What the task asks - Every record here needs to be written out again exactly.

Dataset excerpts
• • • • •

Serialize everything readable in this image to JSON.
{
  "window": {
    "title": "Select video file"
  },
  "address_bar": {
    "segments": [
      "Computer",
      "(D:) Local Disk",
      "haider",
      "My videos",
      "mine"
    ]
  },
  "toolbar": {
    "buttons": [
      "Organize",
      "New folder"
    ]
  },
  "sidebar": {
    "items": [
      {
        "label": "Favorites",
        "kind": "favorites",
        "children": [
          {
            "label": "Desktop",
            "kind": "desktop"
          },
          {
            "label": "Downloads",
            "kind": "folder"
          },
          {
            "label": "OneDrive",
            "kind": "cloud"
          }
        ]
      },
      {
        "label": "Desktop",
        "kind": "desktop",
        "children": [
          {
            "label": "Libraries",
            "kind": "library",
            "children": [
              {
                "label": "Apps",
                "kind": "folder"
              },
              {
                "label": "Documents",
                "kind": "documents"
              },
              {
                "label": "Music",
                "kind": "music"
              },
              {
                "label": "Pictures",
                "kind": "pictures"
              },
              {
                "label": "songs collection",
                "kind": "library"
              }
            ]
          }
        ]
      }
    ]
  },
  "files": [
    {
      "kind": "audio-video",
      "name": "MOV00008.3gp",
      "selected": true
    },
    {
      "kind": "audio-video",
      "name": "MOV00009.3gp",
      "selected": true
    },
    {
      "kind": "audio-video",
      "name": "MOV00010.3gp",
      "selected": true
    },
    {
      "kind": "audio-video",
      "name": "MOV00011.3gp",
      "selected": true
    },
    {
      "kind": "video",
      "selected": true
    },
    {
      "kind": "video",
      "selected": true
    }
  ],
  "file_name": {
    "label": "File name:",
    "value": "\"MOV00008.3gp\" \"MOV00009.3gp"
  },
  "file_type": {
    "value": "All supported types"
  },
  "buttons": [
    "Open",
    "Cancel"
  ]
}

• • • • •

Answer below -
Serialize everything readable in this image to JSON.
{
  "window": {
    "title": "Select video file"
  },
  "address_bar": {
    "segments": [
      "Computer",
      "(D:) Local Disk",
      "haider",
      "My videos",
      "mine"
    ]
  },
  "toolbar": {
    "buttons": [
      "Organize",
      "New folder"
    ]
  },
  "sidebar": {
    "items": [
      {
        "label": "Favorites",
        "kind": "favorites",
        "children": [
          {
            "label": "Desktop",
            "kind": "desktop"
          },
          {
            "label": "Downloads",
            "kind": "folder"
          },
          {
            "label": "OneDrive",
            "kind": "cloud"
          }
        ]
      },
      {
        "label": "Desktop",
        "kind": "desktop",
        "children": [
          {
            "label": "Libraries",
            "kind": "library",
            "children": [
              {
                "label": "Apps",
                "kind": "folder"
              },
              {
                "label": "Documents",
                "kind": "documents"
              },
              {
                "label": "Music",
                "kind": "music"
              },
              {
                "label": "Pictures",
                "kind": "pictures"
              },
              {
                "label": "songs collection",
                "kind": "library"
              }
            ]
          }
        ]
      }
    ]
  },
  "files": [
    {
      "kind": "audio-video",
      "name": "MOV00008.3gp",
      "selected": true
    },
    {
      "kind": "audio-video",
      "name": "MOV00009.3gp",
      "selected": true
    },
    {
      "kind": "audio-video",
      "name": "MOV00010.3gp",
      "selected": true
    },
    {
      "kind": "audio-video",
      "name": "MOV00011.3gp",
      "selected": true
    },
    {
      "kind": "video",
      "selected": true
    },
    {
      "kind": "video",
      "selected": true
    }
  ],
  "file_name": {
    "label": "File name:",
    "value": "\"MOV00008.3gp\" \"MOV00009.3gp"
  },
  "file_type": {
    "value": "All supported types"
  },
  "buttons": [
    "Open",
    "Cancel"
  ]
}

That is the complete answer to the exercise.